-- Textabschnitt --
--*--
Auf der Jagd nach der Moltebeere wate ich bei schwülem Sommerwetter mit meinen Gummistiefeln durch feuchtes Moor, die Mitternachtssonne taucht alles in warmes Licht und die Mücken surren freudig-aggressiv um meinen Kopf – der Preis für Lapplands wildeste Delikatesse, die ich übrigens selbst noch nicht einmal mag. Man kann sich also fragen: Warum macht diese komische Frau das überhaupt? Ganz einfach: Erstens liebe ich es, Beeren zu pflücken und zweitens liebt mein Mann sie und selbst ich möchte ab und an einfach nur eine nette Ehefrau sein. Dann schnappe mir einen Eimer und stapfe los. Zwischen moosbewachsenen Steinen und Nadelgehölzen leuchten sie plötzlich wie kleine Sonnen: Die Moltebeere, ein orange-goldener Schatz, die aussieht wie eine Brombeere in Arktis-Edition und schmeckt, als hätten eine Physalis und eine Aprikose ein romantisches Techtelmechtel mit der Tundra gehabt.
--*--
-- Aufgabenstellung --
Entscheiden Sie anhand des Textes über die Moltebeere, ob die folgenden Aussagen zutreffen, und belegen Sie jedes Ja oder Nein mit einem wörtlichen Zitat. 1. Die erzählende Person mag Moltebeeren selbst sehr gern. 2. Beim Pflücken scheint die Mitternachtssonne. 3. Die Moltebeere wird in ihrem Aussehen mit einer Brombeere verglichen. Stützen Sie sich ausschließlich auf den Text.

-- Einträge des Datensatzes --
--*--
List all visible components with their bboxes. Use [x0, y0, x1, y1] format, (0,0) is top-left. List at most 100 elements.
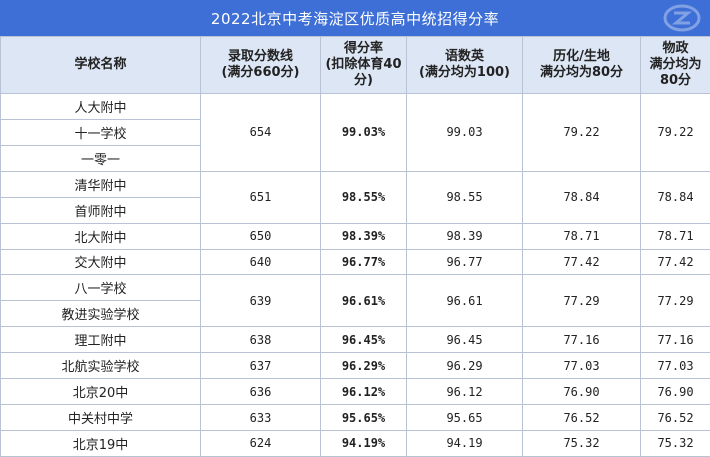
header-line: 物政: [662, 41, 689, 56]
phys-politics-cell: 76.52: [640, 404, 710, 431]
col-school-name-header: 学校名称: [0, 36, 201, 94]
header-line: 分): [354, 73, 373, 88]
school-name-cell: 交大附中: [0, 248, 201, 276]
header-line: (扣除体育40: [325, 57, 402, 72]
chn-math-eng-cell: 95.65: [406, 404, 523, 431]
school-name-cell: 十一学校: [0, 118, 201, 146]
admission-line-cell: 637: [200, 352, 321, 380]
school-name-cell: 一零一: [0, 144, 201, 172]
school-name-cell: 教进实验学校: [0, 300, 201, 328]
phys-politics-cell: 78.84: [640, 170, 710, 224]
score-rate-cell: 98.55%: [320, 170, 407, 224]
header-line: 满分均为: [649, 57, 702, 72]
chn-math-eng-cell: 96.45: [406, 326, 523, 354]
col-phys-politics-header: 物政 满分均为 80分: [640, 36, 710, 94]
hist-chem-bio-geo-cell: 77.42: [522, 248, 641, 276]
score-rate-cell: 94.19%: [320, 429, 407, 457]
phys-politics-cell: 77.03: [640, 352, 710, 380]
hist-chem-bio-geo-cell: 75.32: [522, 429, 641, 457]
score-table: 学校名称 录取分数线 (满分660分) 得分率 (扣除体育40 分) 语数英 (满分均为100…: [0, 36, 710, 457]
table-row: 北京20中 636 96.12% 96.12 76.90 76.90: [0, 378, 710, 406]
score-rate-cell: 98.39%: [320, 222, 407, 250]
table-title: 2022北京中考海淀区优质高中统招得分率: [0, 0, 710, 36]
table-row: 八一学校 639 96.61% 96.61 77.29 77.29: [0, 274, 710, 328]
phys-politics-cell: 76.90: [640, 378, 710, 406]
table-row: 北京19中 624 94.19% 94.19 75.32 75.32: [0, 429, 710, 457]
admission-line-cell: 633: [200, 404, 321, 431]
table-row: 人大附中 654 99.03% 99.03 79.22 79.22: [0, 93, 710, 172]
school-name-cell: 北京19中: [0, 429, 201, 457]
table-row: 一零一: [0, 144, 710, 172]
chn-math-eng-cell: 96.61: [406, 274, 523, 328]
header-line: 学校名称: [74, 57, 127, 72]
admission-line-cell: 636: [200, 378, 321, 406]
school-name-cell: 中关村中学: [0, 404, 201, 431]
score-rate-cell: 99.03%: [320, 93, 407, 172]
header-line: 满分均为80分: [539, 65, 624, 80]
chn-math-eng-cell: 96.77: [406, 248, 523, 276]
header-line: 录取分数线: [227, 49, 293, 64]
chn-math-eng-cell: 96.12: [406, 378, 523, 406]
header-line: 历化/生地: [553, 49, 610, 64]
table-title-text: 2022北京中考海淀区优质高中统招得分率: [210, 9, 500, 28]
header-line: (满分660分): [221, 65, 300, 80]
hist-chem-bio-geo-cell: 77.29: [522, 274, 641, 328]
school-name-cell: 北航实验学校: [0, 352, 201, 380]
admission-line-cell: 638: [200, 326, 321, 354]
admission-line-cell: 640: [200, 248, 321, 276]
admission-line-cell: 650: [200, 222, 321, 250]
col-chn-math-eng-header: 语数英 (满分均为100): [406, 36, 523, 94]
admission-line-cell: 639: [200, 274, 321, 328]
phys-politics-cell: 78.71: [640, 222, 710, 250]
score-rate-cell: 96.12%: [320, 378, 407, 406]
admission-line-cell: 651: [200, 170, 321, 224]
hist-chem-bio-geo-cell: 79.22: [522, 93, 641, 172]
col-score-rate-header: 得分率 (扣除体育40 分): [320, 36, 407, 94]
hist-chem-bio-geo-cell: 77.03: [522, 352, 641, 380]
table-row: 北航实验学校 637 96.29% 96.29 77.03 77.03: [0, 352, 710, 380]
table-row: 首师附中: [0, 196, 710, 224]
hist-chem-bio-geo-cell: 78.84: [522, 170, 641, 224]
phys-politics-cell: 77.29: [640, 274, 710, 328]
school-name-cell: 八一学校: [0, 274, 201, 302]
chn-math-eng-cell: 98.55: [406, 170, 523, 224]
phys-politics-cell: 77.16: [640, 326, 710, 354]
hist-chem-bio-geo-cell: 78.71: [522, 222, 641, 250]
col-admission-line-header: 录取分数线 (满分660分): [200, 36, 321, 94]
chn-math-eng-cell: 94.19: [406, 429, 523, 457]
header-line: 80分: [659, 73, 692, 88]
school-name-cell: 首师附中: [0, 196, 201, 224]
table-row: 北大附中 650 98.39% 98.39 78.71 78.71: [0, 222, 710, 250]
score-rate-cell: 96.45%: [320, 326, 407, 354]
admission-line-cell: 624: [200, 429, 321, 457]
school-name-cell: 北大附中: [0, 222, 201, 250]
header-line: 语数英: [444, 49, 484, 64]
school-name-cell: 人大附中: [0, 93, 201, 120]
table-body: 人大附中 654 99.03% 99.03 79.22 79.22 十一学校 一零一 清华附中 6…: [0, 93, 710, 457]
phys-politics-cell: 77.42: [640, 248, 710, 276]
school-name-cell: 理工附中: [0, 326, 201, 354]
col-hist-chem-bio-geo-header: 历化/生地 满分均为80分: [522, 36, 641, 94]
chn-math-eng-cell: 99.03: [406, 93, 523, 172]
hist-chem-bio-geo-cell: 77.16: [522, 326, 641, 354]
site-logo-icon: [663, 4, 701, 32]
admission-line-cell: 654: [200, 93, 321, 172]
header-row: 学校名称 录取分数线 (满分660分) 得分率 (扣除体育40 分) 语数英 (满分均为100…: [0, 36, 710, 94]
chn-math-eng-cell: 96.29: [406, 352, 523, 380]
table-row: 清华附中 651 98.55% 98.55 78.84 78.84: [0, 170, 710, 224]
header-line: (满分均为100): [418, 65, 511, 80]
school-name-cell: 北京20中: [0, 378, 201, 406]
chn-math-eng-cell: 98.39: [406, 222, 523, 250]
header-line: 得分率: [343, 41, 383, 56]
score-rate-cell: 96.77%: [320, 248, 407, 276]
hist-chem-bio-geo-cell: 76.90: [522, 378, 641, 406]
table-row: 理工附中 638 96.45% 96.45 77.16 77.16: [0, 326, 710, 354]
phys-politics-cell: 75.32: [640, 429, 710, 457]
school-name-cell: 清华附中: [0, 170, 201, 198]
table-row: 交大附中 640 96.77% 96.77 77.42 77.42: [0, 248, 710, 276]
phys-politics-cell: 79.22: [640, 93, 710, 172]
score-rate-cell: 96.29%: [320, 352, 407, 380]
table-row: 中关村中学 633 95.65% 95.65 76.52 76.52: [0, 404, 710, 431]
score-rate-cell: 95.65%: [320, 404, 407, 431]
--*--
-- Musterlösung --
1. Nein: „die ich übrigens selbst noch nicht einmal mag“
2. Ja: „die Mitternachtssonne taucht alles in warmes Licht“
3. Ja: „die aussieht wie eine Brombeere in Arktis-Edition“